> [Aim] Every line holding the string "from" should be gathered.

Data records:
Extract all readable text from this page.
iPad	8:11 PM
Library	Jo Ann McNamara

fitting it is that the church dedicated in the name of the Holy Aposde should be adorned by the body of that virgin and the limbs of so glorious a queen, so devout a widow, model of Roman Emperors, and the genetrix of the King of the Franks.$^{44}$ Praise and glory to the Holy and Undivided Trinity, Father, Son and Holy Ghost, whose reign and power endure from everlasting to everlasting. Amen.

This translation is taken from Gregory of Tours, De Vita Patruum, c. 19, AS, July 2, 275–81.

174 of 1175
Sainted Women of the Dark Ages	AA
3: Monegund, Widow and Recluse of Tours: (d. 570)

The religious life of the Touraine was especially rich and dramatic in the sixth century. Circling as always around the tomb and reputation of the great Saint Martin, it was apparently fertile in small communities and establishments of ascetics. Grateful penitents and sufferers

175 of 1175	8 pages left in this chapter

* * *

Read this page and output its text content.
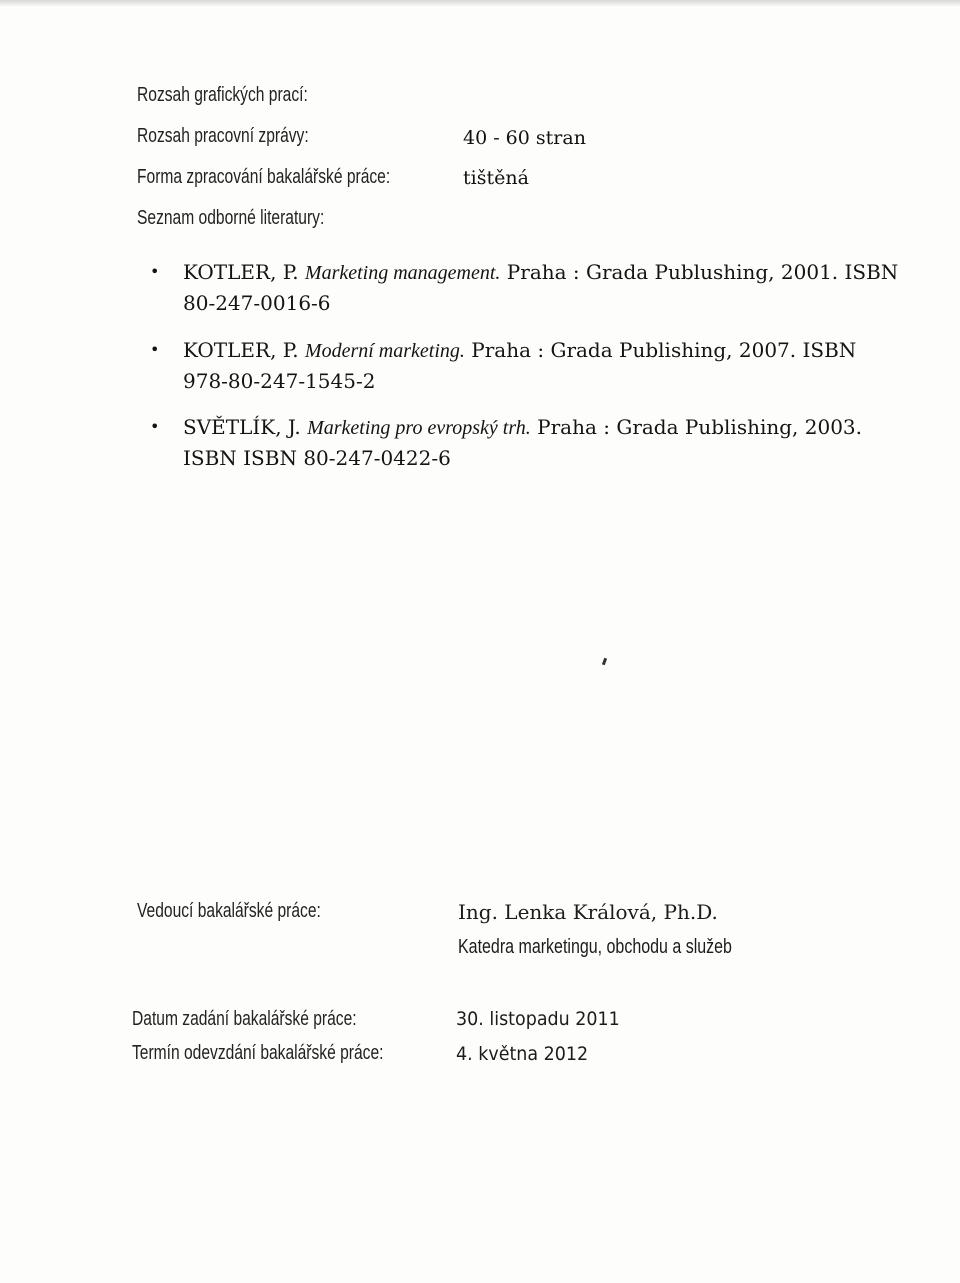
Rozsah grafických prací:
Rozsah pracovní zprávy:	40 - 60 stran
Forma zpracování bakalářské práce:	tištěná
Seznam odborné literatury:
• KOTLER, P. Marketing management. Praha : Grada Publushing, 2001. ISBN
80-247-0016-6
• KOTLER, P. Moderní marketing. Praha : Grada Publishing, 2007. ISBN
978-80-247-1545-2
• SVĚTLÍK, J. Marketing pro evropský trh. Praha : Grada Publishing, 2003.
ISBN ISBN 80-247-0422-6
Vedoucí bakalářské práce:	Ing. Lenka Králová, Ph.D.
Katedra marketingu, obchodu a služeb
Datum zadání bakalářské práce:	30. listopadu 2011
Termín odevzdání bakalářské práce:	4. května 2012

--

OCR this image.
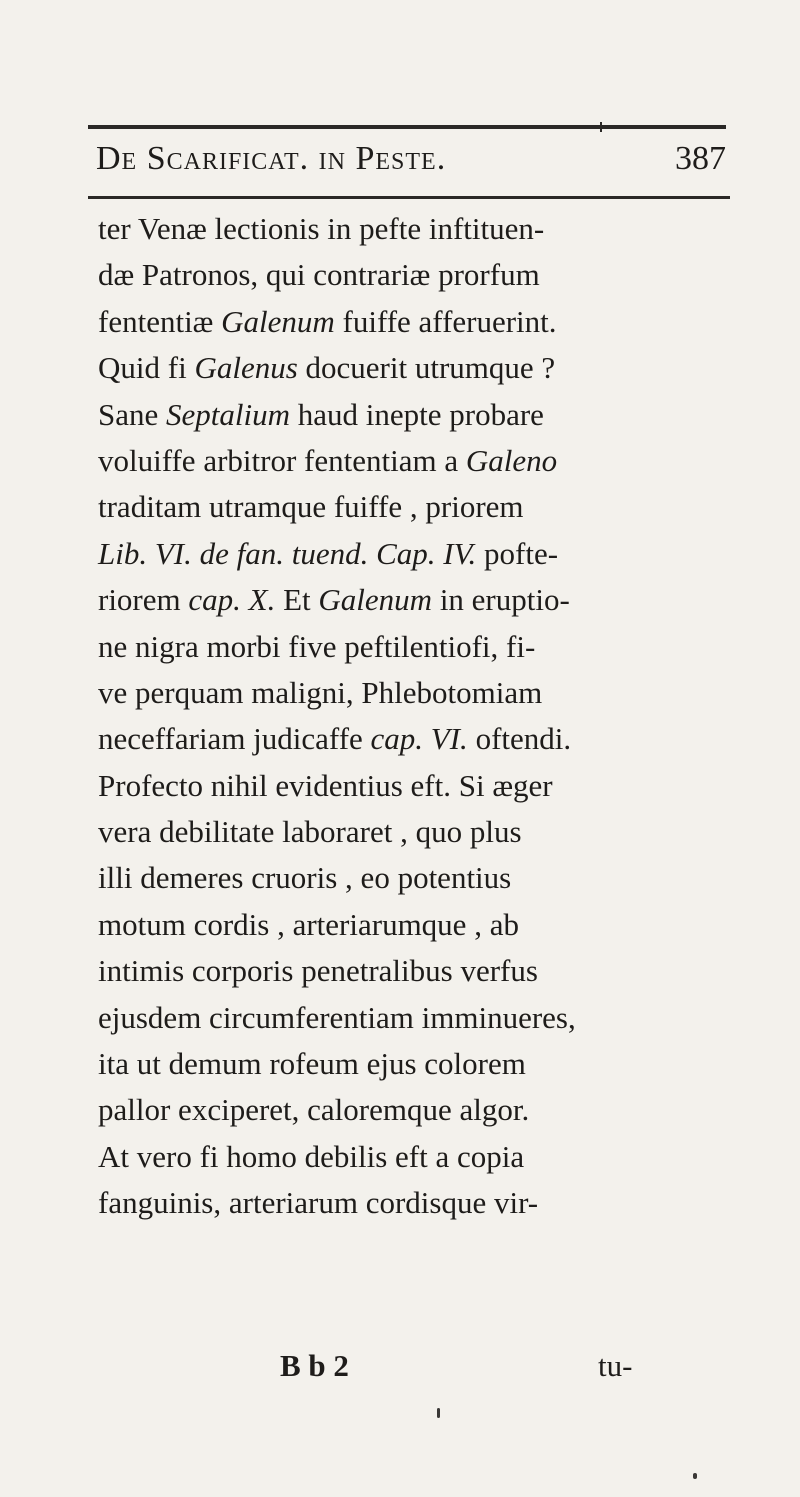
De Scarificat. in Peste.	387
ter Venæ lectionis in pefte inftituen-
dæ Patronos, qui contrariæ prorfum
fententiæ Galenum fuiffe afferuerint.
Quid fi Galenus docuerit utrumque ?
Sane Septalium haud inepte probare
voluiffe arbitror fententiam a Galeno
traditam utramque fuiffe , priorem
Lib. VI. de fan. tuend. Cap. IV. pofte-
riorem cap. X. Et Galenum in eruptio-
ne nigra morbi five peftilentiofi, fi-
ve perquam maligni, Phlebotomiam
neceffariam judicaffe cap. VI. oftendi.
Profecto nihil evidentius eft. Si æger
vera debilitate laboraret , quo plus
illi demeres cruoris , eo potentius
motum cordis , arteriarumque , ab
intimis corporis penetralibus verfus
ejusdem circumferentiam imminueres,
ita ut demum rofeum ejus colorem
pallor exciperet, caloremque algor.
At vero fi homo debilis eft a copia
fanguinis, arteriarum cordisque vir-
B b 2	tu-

> [The completed task]
Extract all readable text from this page.
fitting it is that the church dedicated in the name of the Holy Aposde should be adorned by the body of that virgin and the limbs of so glorious a queen, so devout a widow, model of Roman Emperors, and the genetrix of the King of the Franks.$^{44}$ Praise and glory to the Holy and Undivided Trinity, Father, Son and Holy Ghost, whose reign and power endure from everlasting to everlasting. Amen.
This translation is taken from Gregory of Tours, De Vita Patruum, c. 19, AS, July 2, 275–81.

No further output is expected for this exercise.